WHAT TO WORK ON: Leave out the pictures and copy each record below exactly.

DATA IN THIS EXERCISE:
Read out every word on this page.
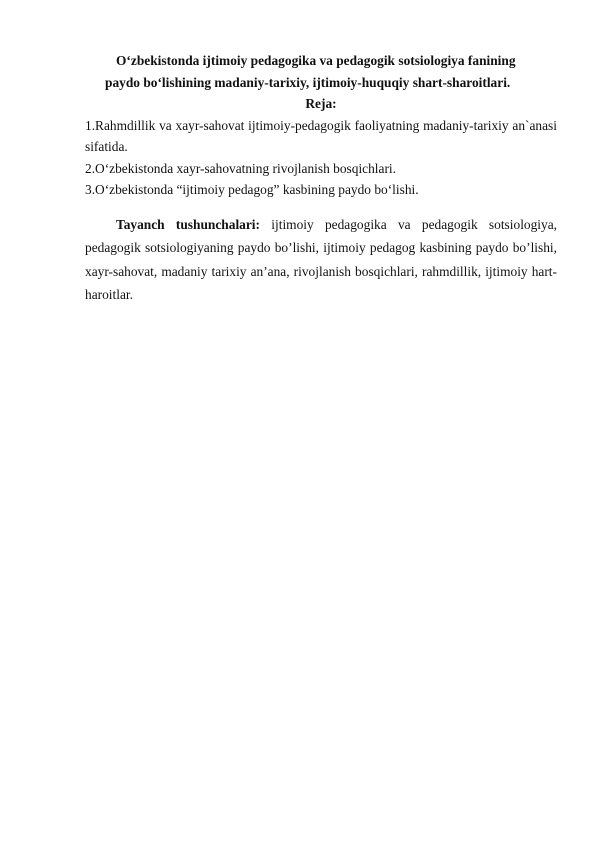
O‘zbekistonda ijtimoiy pedagogika va pedagogik sotsiologiya fanining
paydo bo‘lishining madaniy-tarixiy, ijtimoiy-huquqiy shart-sharoitlari.

Reja:

1.Rahmdillik va xayr-sahovat ijtimoiy-pedagogik faoliyatning madaniy-tarixiy an`anasi sifatida.
2.O‘zbekistonda xayr-sahovatning rivojlanish bosqichlari.
3.O‘zbekistonda “ijtimoiy pedagog” kasbining paydo bo‘lishi.

Tayanch tushunchalari: ijtimoiy pedagogika va pedagogik sotsiologiya, pedagogik sotsiologiyaning paydo bo’lishi, ijtimoiy pedagog kasbining paydo bo’lishi, xayr-sahovat, madaniy tarixiy an’ana, rivojlanish bosqichlari, rahmdillik, ijtimoiy hart-haroitlar.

TASK RESULT:
Read out every word on this page.
O‘zbekistonda ijtimoiy pedagogika va pedagogik sotsiologiya fanining
paydo bo‘lishining madaniy-tarixiy, ijtimoiy-huquqiy shart-sharoitlari.

Reja:

1.Rahmdillik va xayr-sahovat ijtimoiy-pedagogik faoliyatning madaniy-tarixiy an`anasi sifatida.
2.O‘zbekistonda xayr-sahovatning rivojlanish bosqichlari.
3.O‘zbekistonda “ijtimoiy pedagog” kasbining paydo bo‘lishi.

Tayanch tushunchalari: ijtimoiy pedagogika va pedagogik sotsiologiya, pedagogik sotsiologiyaning paydo bo’lishi, ijtimoiy pedagog kasbining paydo bo’lishi, xayr-sahovat, madaniy tarixiy an’ana, rivojlanish bosqichlari, rahmdillik, ijtimoiy hart-haroitlar.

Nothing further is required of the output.